(Items from a data source)
+===+
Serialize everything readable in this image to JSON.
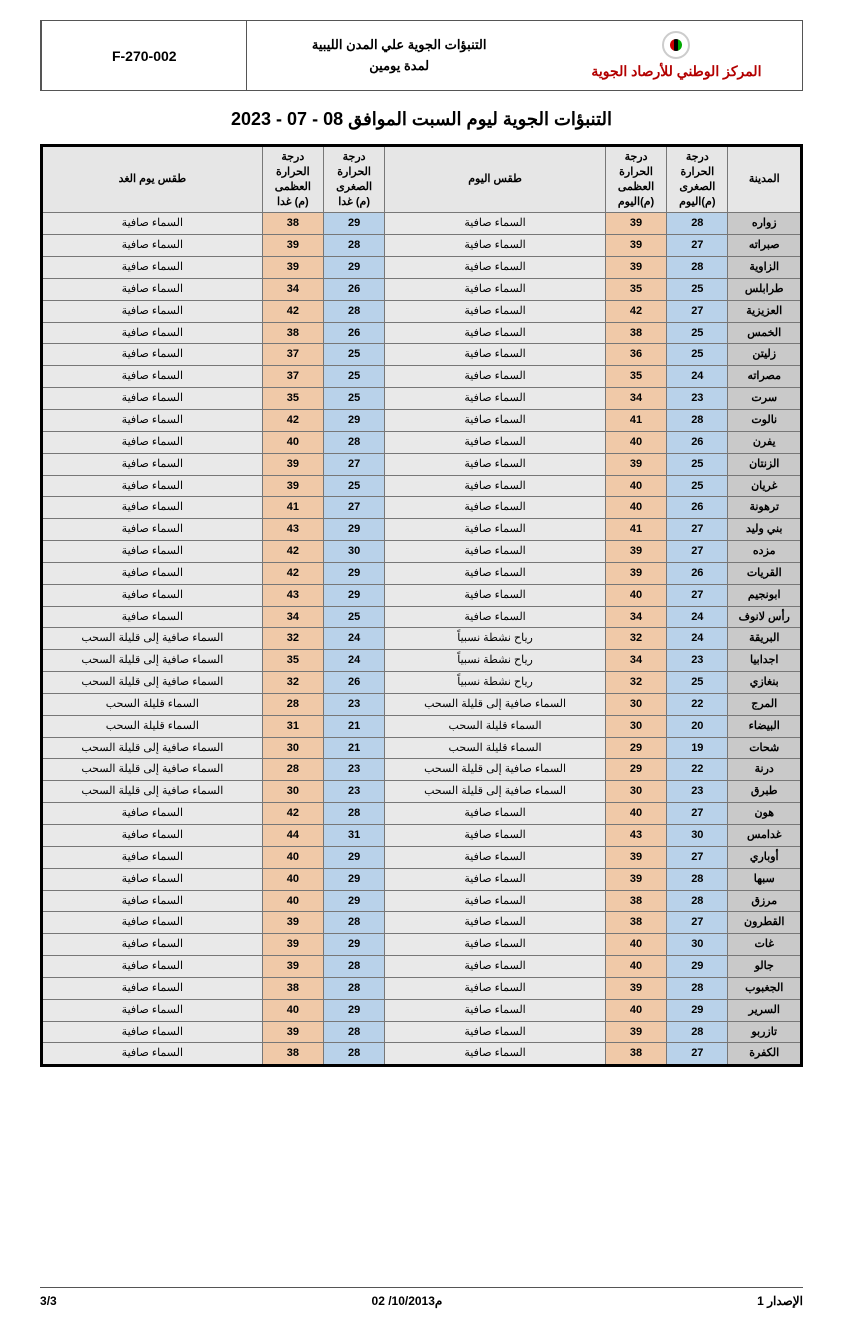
{
  "header": {
    "org_name": "المركز الوطني للأرصاد الجوية",
    "doc_title_line1": "التنبؤات الجوية علي المدن الليبية",
    "doc_title_line2": "لمدة يومين",
    "code": "F-270-002"
  },
  "page_title": "التنبؤات الجوية ليوم السبت الموافق 08 - 07 - 2023",
  "columns": {
    "city": "المدينة",
    "min_today": "درجة الحرارة الصغرى (م)اليوم",
    "max_today": "درجة الحرارة العظمى (م)اليوم",
    "wx_today": "طقس اليوم",
    "min_tom": "درجة الحرارة الصغرى (م) غدا",
    "max_tom": "درجة الحرارة العظمى (م) غدا",
    "wx_tom": "طقس يوم الغد"
  },
  "rows": [
    {
      "city": "زواره",
      "min": 28,
      "max": 39,
      "wx": "السماء صافية",
      "min2": 29,
      "max2": 38,
      "wx2": "السماء صافية"
    },
    {
      "city": "صبراته",
      "min": 27,
      "max": 39,
      "wx": "السماء صافية",
      "min2": 28,
      "max2": 39,
      "wx2": "السماء صافية"
    },
    {
      "city": "الزاوية",
      "min": 28,
      "max": 39,
      "wx": "السماء صافية",
      "min2": 29,
      "max2": 39,
      "wx2": "السماء صافية"
    },
    {
      "city": "طرابلس",
      "min": 25,
      "max": 35,
      "wx": "السماء صافية",
      "min2": 26,
      "max2": 34,
      "wx2": "السماء صافية"
    },
    {
      "city": "العزيزية",
      "min": 27,
      "max": 42,
      "wx": "السماء صافية",
      "min2": 28,
      "max2": 42,
      "wx2": "السماء صافية"
    },
    {
      "city": "الخمس",
      "min": 25,
      "max": 38,
      "wx": "السماء صافية",
      "min2": 26,
      "max2": 38,
      "wx2": "السماء صافية"
    },
    {
      "city": "زليتن",
      "min": 25,
      "max": 36,
      "wx": "السماء صافية",
      "min2": 25,
      "max2": 37,
      "wx2": "السماء صافية"
    },
    {
      "city": "مصراته",
      "min": 24,
      "max": 35,
      "wx": "السماء صافية",
      "min2": 25,
      "max2": 37,
      "wx2": "السماء صافية"
    },
    {
      "city": "سرت",
      "min": 23,
      "max": 34,
      "wx": "السماء صافية",
      "min2": 25,
      "max2": 35,
      "wx2": "السماء صافية"
    },
    {
      "city": "نالوت",
      "min": 28,
      "max": 41,
      "wx": "السماء صافية",
      "min2": 29,
      "max2": 42,
      "wx2": "السماء صافية"
    },
    {
      "city": "يفرن",
      "min": 26,
      "max": 40,
      "wx": "السماء صافية",
      "min2": 28,
      "max2": 40,
      "wx2": "السماء صافية"
    },
    {
      "city": "الزنتان",
      "min": 25,
      "max": 39,
      "wx": "السماء صافية",
      "min2": 27,
      "max2": 39,
      "wx2": "السماء صافية"
    },
    {
      "city": "غريان",
      "min": 25,
      "max": 40,
      "wx": "السماء صافية",
      "min2": 25,
      "max2": 39,
      "wx2": "السماء صافية"
    },
    {
      "city": "ترهونة",
      "min": 26,
      "max": 40,
      "wx": "السماء صافية",
      "min2": 27,
      "max2": 41,
      "wx2": "السماء صافية"
    },
    {
      "city": "بني وليد",
      "min": 27,
      "max": 41,
      "wx": "السماء صافية",
      "min2": 29,
      "max2": 43,
      "wx2": "السماء صافية"
    },
    {
      "city": "مزده",
      "min": 27,
      "max": 39,
      "wx": "السماء صافية",
      "min2": 30,
      "max2": 42,
      "wx2": "السماء صافية"
    },
    {
      "city": "القريات",
      "min": 26,
      "max": 39,
      "wx": "السماء صافية",
      "min2": 29,
      "max2": 42,
      "wx2": "السماء صافية"
    },
    {
      "city": "ابونجيم",
      "min": 27,
      "max": 40,
      "wx": "السماء صافية",
      "min2": 29,
      "max2": 43,
      "wx2": "السماء صافية"
    },
    {
      "city": "رأس لانوف",
      "min": 24,
      "max": 34,
      "wx": "السماء صافية",
      "min2": 25,
      "max2": 34,
      "wx2": "السماء صافية"
    },
    {
      "city": "البريقة",
      "min": 24,
      "max": 32,
      "wx": "رياح نشطة نسبياً",
      "min2": 24,
      "max2": 32,
      "wx2": "السماء صافية إلى قليلة السحب"
    },
    {
      "city": "اجدابيا",
      "min": 23,
      "max": 34,
      "wx": "رياح نشطة نسبياً",
      "min2": 24,
      "max2": 35,
      "wx2": "السماء صافية إلى قليلة السحب"
    },
    {
      "city": "بنغازي",
      "min": 25,
      "max": 32,
      "wx": "رياح نشطة نسبياً",
      "min2": 26,
      "max2": 32,
      "wx2": "السماء صافية إلى قليلة السحب"
    },
    {
      "city": "المرج",
      "min": 22,
      "max": 30,
      "wx": "السماء صافية إلى قليلة السحب",
      "min2": 23,
      "max2": 28,
      "wx2": "السماء قليلة السحب"
    },
    {
      "city": "البيضاء",
      "min": 20,
      "max": 30,
      "wx": "السماء قليلة السحب",
      "min2": 21,
      "max2": 31,
      "wx2": "السماء قليلة السحب"
    },
    {
      "city": "شحات",
      "min": 19,
      "max": 29,
      "wx": "السماء قليلة السحب",
      "min2": 21,
      "max2": 30,
      "wx2": "السماء صافية إلى قليلة السحب"
    },
    {
      "city": "درنة",
      "min": 22,
      "max": 29,
      "wx": "السماء صافية إلى قليلة السحب",
      "min2": 23,
      "max2": 28,
      "wx2": "السماء صافية إلى قليلة السحب"
    },
    {
      "city": "طبرق",
      "min": 23,
      "max": 30,
      "wx": "السماء صافية إلى قليلة السحب",
      "min2": 23,
      "max2": 30,
      "wx2": "السماء صافية إلى قليلة السحب"
    },
    {
      "city": "هون",
      "min": 27,
      "max": 40,
      "wx": "السماء صافية",
      "min2": 28,
      "max2": 42,
      "wx2": "السماء صافية"
    },
    {
      "city": "غدامس",
      "min": 30,
      "max": 43,
      "wx": "السماء صافية",
      "min2": 31,
      "max2": 44,
      "wx2": "السماء صافية"
    },
    {
      "city": "أوباري",
      "min": 27,
      "max": 39,
      "wx": "السماء صافية",
      "min2": 29,
      "max2": 40,
      "wx2": "السماء صافية"
    },
    {
      "city": "سبها",
      "min": 28,
      "max": 39,
      "wx": "السماء صافية",
      "min2": 29,
      "max2": 40,
      "wx2": "السماء صافية"
    },
    {
      "city": "مرزق",
      "min": 28,
      "max": 38,
      "wx": "السماء صافية",
      "min2": 29,
      "max2": 40,
      "wx2": "السماء صافية"
    },
    {
      "city": "القطرون",
      "min": 27,
      "max": 38,
      "wx": "السماء صافية",
      "min2": 28,
      "max2": 39,
      "wx2": "السماء صافية"
    },
    {
      "city": "غات",
      "min": 30,
      "max": 40,
      "wx": "السماء صافية",
      "min2": 29,
      "max2": 39,
      "wx2": "السماء صافية"
    },
    {
      "city": "جالو",
      "min": 29,
      "max": 40,
      "wx": "السماء صافية",
      "min2": 28,
      "max2": 39,
      "wx2": "السماء صافية"
    },
    {
      "city": "الجغبوب",
      "min": 28,
      "max": 39,
      "wx": "السماء صافية",
      "min2": 28,
      "max2": 38,
      "wx2": "السماء صافية"
    },
    {
      "city": "السرير",
      "min": 29,
      "max": 40,
      "wx": "السماء صافية",
      "min2": 29,
      "max2": 40,
      "wx2": "السماء صافية"
    },
    {
      "city": "تازربو",
      "min": 28,
      "max": 39,
      "wx": "السماء صافية",
      "min2": 28,
      "max2": 39,
      "wx2": "السماء صافية"
    },
    {
      "city": "الكفرة",
      "min": 27,
      "max": 38,
      "wx": "السماء صافية",
      "min2": 28,
      "max2": 38,
      "wx2": "السماء صافية"
    }
  ],
  "footer": {
    "issue": "الإصدار 1",
    "date": "02 /10/2013م",
    "page": "3/3"
  }
}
+===+
WHAT IS REQUIRED: Of the lines in the records, how many contain the word "الحرارة"? Answer with the number and nothing else.

SOLUTION FOR THIS PROBLEM: 4